• [GIVEN REQUEST] Repeat the records below exactly, leaving out every picture.

---*---

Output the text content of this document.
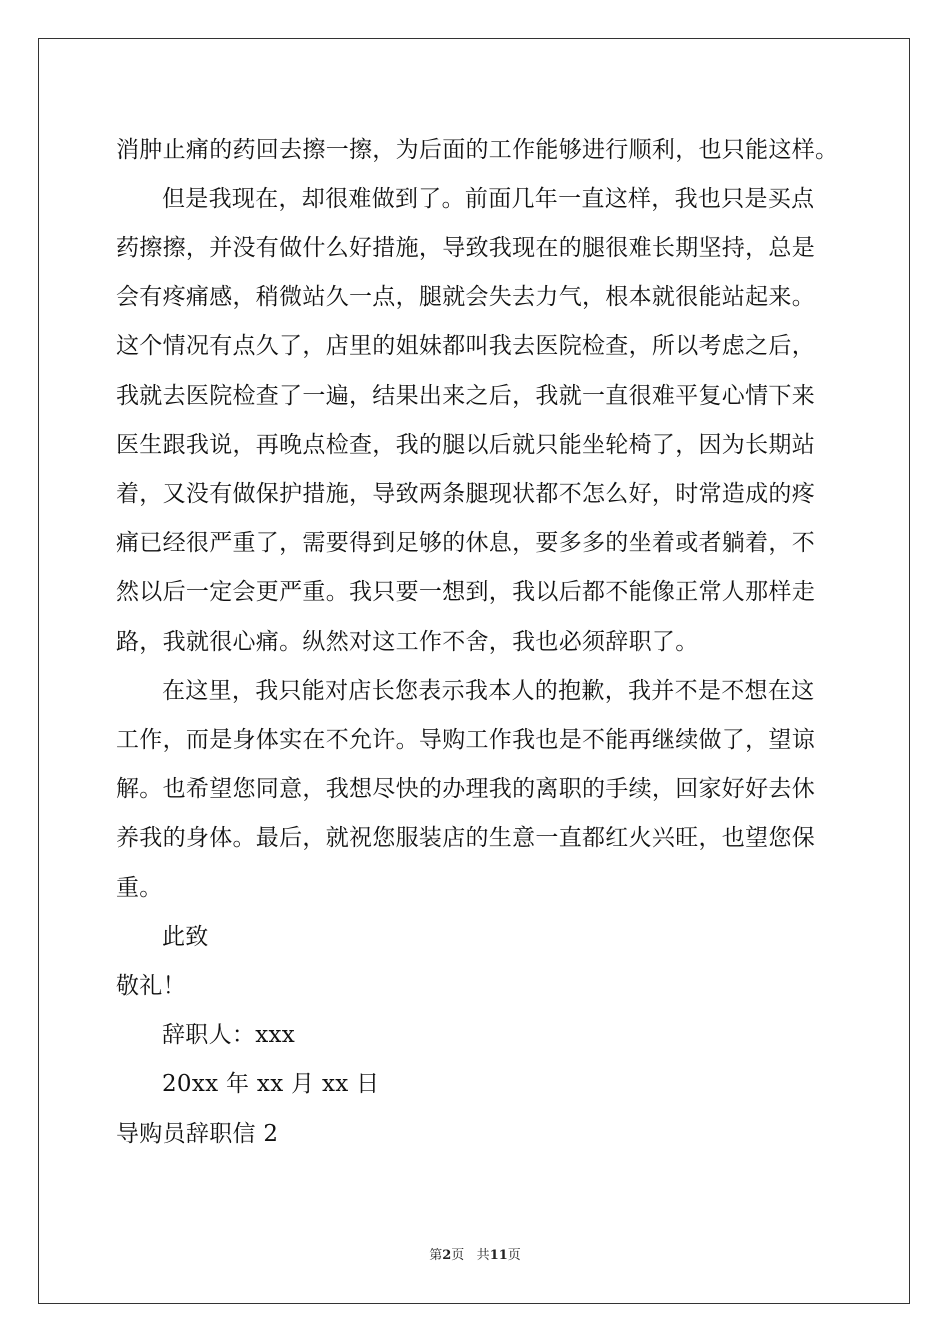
消肿止痛的药回去擦一擦，为后面的工作能够进行顺利，也只能这样。
但是我现在，却很难做到了。前面几年一直这样，我也只是买点
药擦擦，并没有做什么好措施，导致我现在的腿很难长期坚持，总是
会有疼痛感，稍微站久一点，腿就会失去力气，根本就很能站起来。
这个情况有点久了，店里的姐妹都叫我去医院检查，所以考虑之后，
我就去医院检查了一遍，结果出来之后，我就一直很难平复心情下来
医生跟我说，再晚点检查，我的腿以后就只能坐轮椅了，因为长期站
着，又没有做保护措施，导致两条腿现状都不怎么好，时常造成的疼
痛已经很严重了，需要得到足够的休息，要多多的坐着或者躺着，不
然以后一定会更严重。我只要一想到，我以后都不能像正常人那样走
路，我就很心痛。纵然对这工作不舍，我也必须辞职了。
在这里，我只能对店长您表示我本人的抱歉，我并不是不想在这
工作，而是身体实在不允许。导购工作我也是不能再继续做了，望谅
解。也希望您同意，我想尽快的办理我的离职的手续，回家好好去休
养我的身体。最后，就祝您服装店的生意一直都红火兴旺，也望您保
重。
此致
敬礼！
辞职人：xxx
20xx 年 xx 月 xx 日
导购员辞职信 2
第2页 共11页
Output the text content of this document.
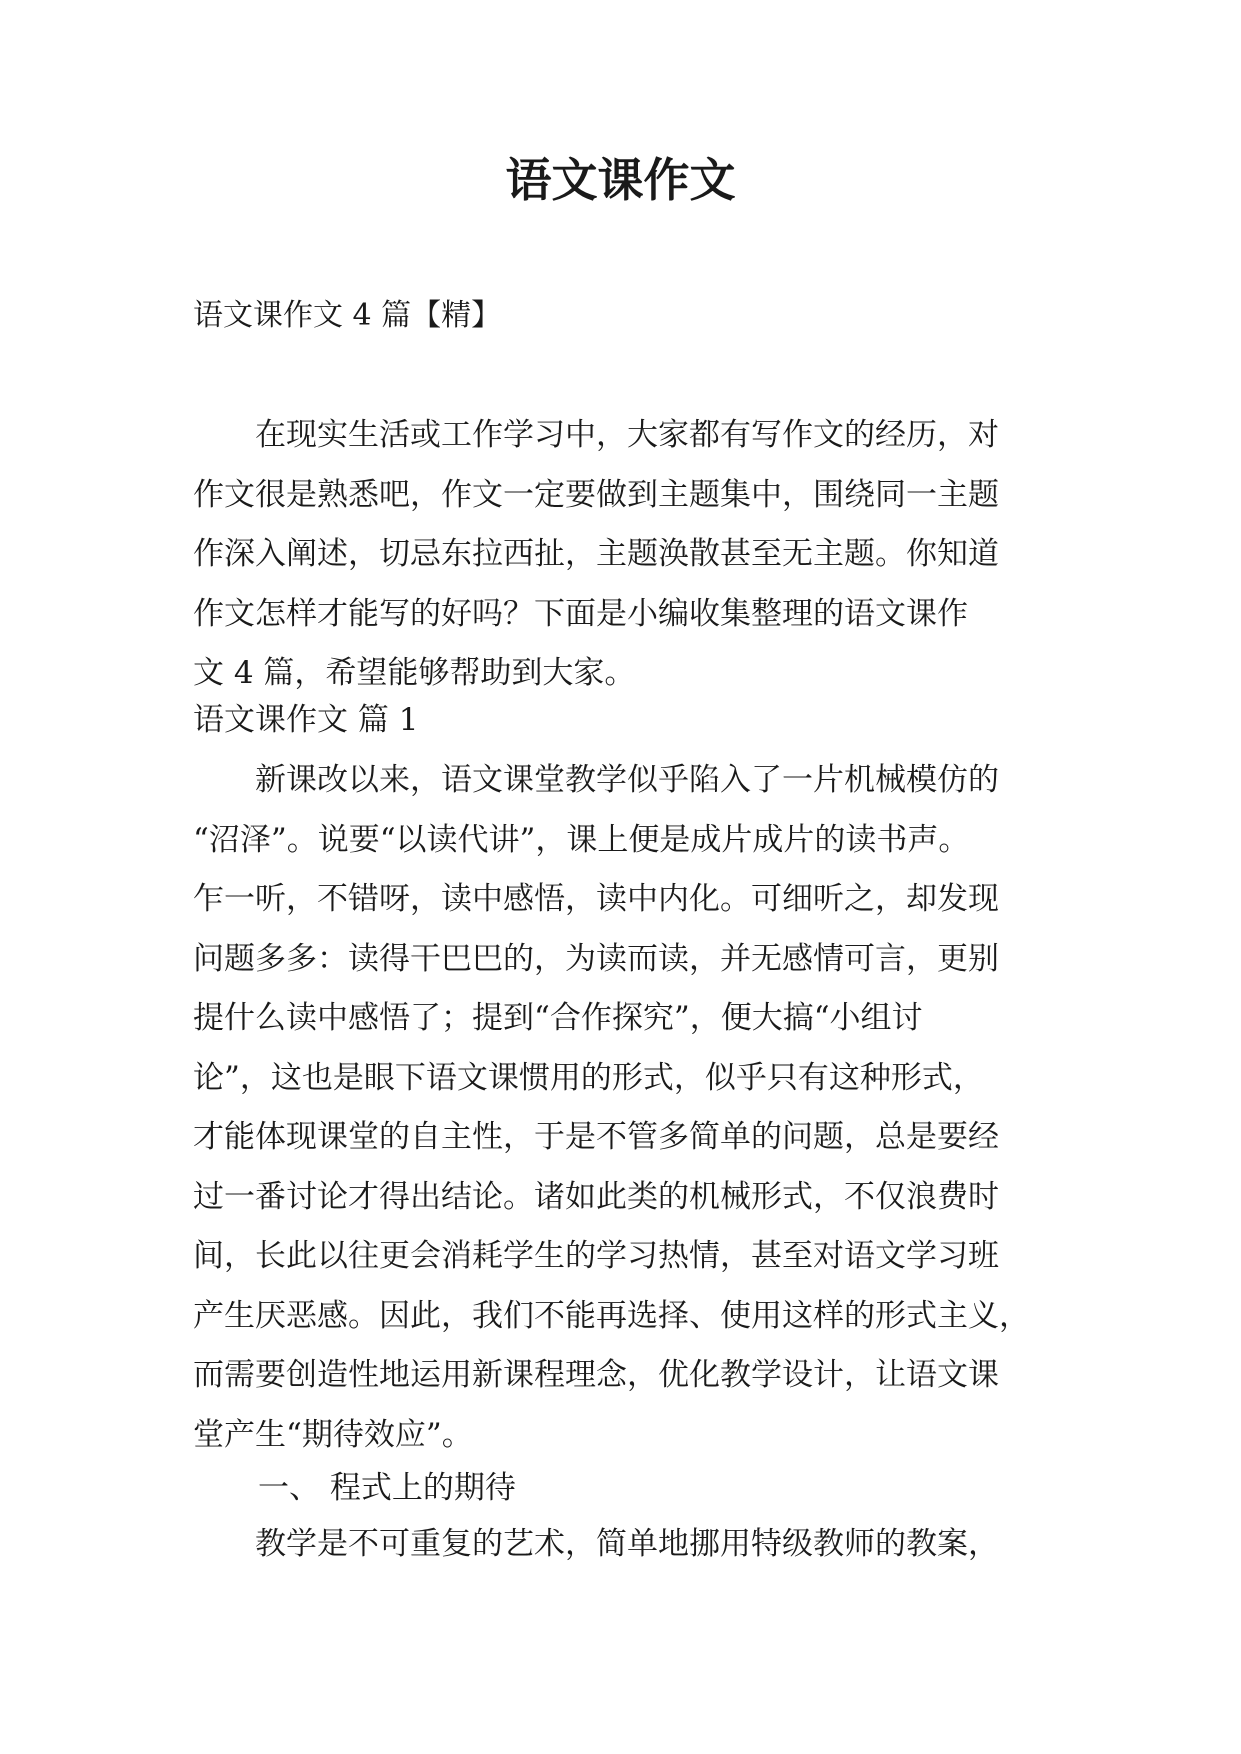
语文课作文
语文课作文 4 篇【精】
　　在现实生活或工作学习中，大家都有写作文的经历，对
作文很是熟悉吧，作文一定要做到主题集中，围绕同一主题
作深入阐述，切忌东拉西扯，主题涣散甚至无主题。你知道
作文怎样才能写的好吗？下面是小编收集整理的语文课作
文 4 篇，希望能够帮助到大家。
语文课作文 篇 1
　　新课改以来，语文课堂教学似乎陷入了一片机械模仿的
“沼泽”。说要“以读代讲”，课上便是成片成片的读书声。
乍一听，不错呀，读中感悟，读中内化。可细听之，却发现
问题多多：读得干巴巴的，为读而读，并无感情可言，更别
提什么读中感悟了；提到“合作探究”，便大搞“小组讨
论”，这也是眼下语文课惯用的形式，似乎只有这种形式，
才能体现课堂的自主性，于是不管多简单的问题，总是要经
过一番讨论才得出结论。诸如此类的机械形式，不仅浪费时
间，长此以往更会消耗学生的学习热情，甚至对语文学习班
产生厌恶感。因此，我们不能再选择、使用这样的形式主义，
而需要创造性地运用新课程理念，优化教学设计，让语文课
堂产生“期待效应”。
一、 程式上的期待
　　教学是不可重复的艺术，简单地挪用特级教师的教案，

---*---

• [RESPONSE TO THE TASK]
Output the text content of this document.
消肿止痛的药回去擦一擦，为后面的工作能够进行顺利，也只能这样。
但是我现在，却很难做到了。前面几年一直这样，我也只是买点
药擦擦，并没有做什么好措施，导致我现在的腿很难长期坚持，总是
会有疼痛感，稍微站久一点，腿就会失去力气，根本就很能站起来。
这个情况有点久了，店里的姐妹都叫我去医院检查，所以考虑之后，
我就去医院检查了一遍，结果出来之后，我就一直很难平复心情下来
医生跟我说，再晚点检查，我的腿以后就只能坐轮椅了，因为长期站
着，又没有做保护措施，导致两条腿现状都不怎么好，时常造成的疼
痛已经很严重了，需要得到足够的休息，要多多的坐着或者躺着，不
然以后一定会更严重。我只要一想到，我以后都不能像正常人那样走
路，我就很心痛。纵然对这工作不舍，我也必须辞职了。
在这里，我只能对店长您表示我本人的抱歉，我并不是不想在这
工作，而是身体实在不允许。导购工作我也是不能再继续做了，望谅
解。也希望您同意，我想尽快的办理我的离职的手续，回家好好去休
养我的身体。最后，就祝您服装店的生意一直都红火兴旺，也望您保
重。
此致
敬礼！
辞职人：xxx
20xx 年 xx 月 xx 日
导购员辞职信 2
第2页 共11页
Output the text content of this document.
语文课作文
语文课作文 4 篇【精】
　　在现实生活或工作学习中，大家都有写作文的经历，对
作文很是熟悉吧，作文一定要做到主题集中，围绕同一主题
作深入阐述，切忌东拉西扯，主题涣散甚至无主题。你知道
作文怎样才能写的好吗？下面是小编收集整理的语文课作
文 4 篇，希望能够帮助到大家。
语文课作文 篇 1
　　新课改以来，语文课堂教学似乎陷入了一片机械模仿的
“沼泽”。说要“以读代讲”，课上便是成片成片的读书声。
乍一听，不错呀，读中感悟，读中内化。可细听之，却发现
问题多多：读得干巴巴的，为读而读，并无感情可言，更别
提什么读中感悟了；提到“合作探究”，便大搞“小组讨
论”，这也是眼下语文课惯用的形式，似乎只有这种形式，
才能体现课堂的自主性，于是不管多简单的问题，总是要经
过一番讨论才得出结论。诸如此类的机械形式，不仅浪费时
间，长此以往更会消耗学生的学习热情，甚至对语文学习班
产生厌恶感。因此，我们不能再选择、使用这样的形式主义，
而需要创造性地运用新课程理念，优化教学设计，让语文课
堂产生“期待效应”。
一、 程式上的期待
　　教学是不可重复的艺术，简单地挪用特级教师的教案，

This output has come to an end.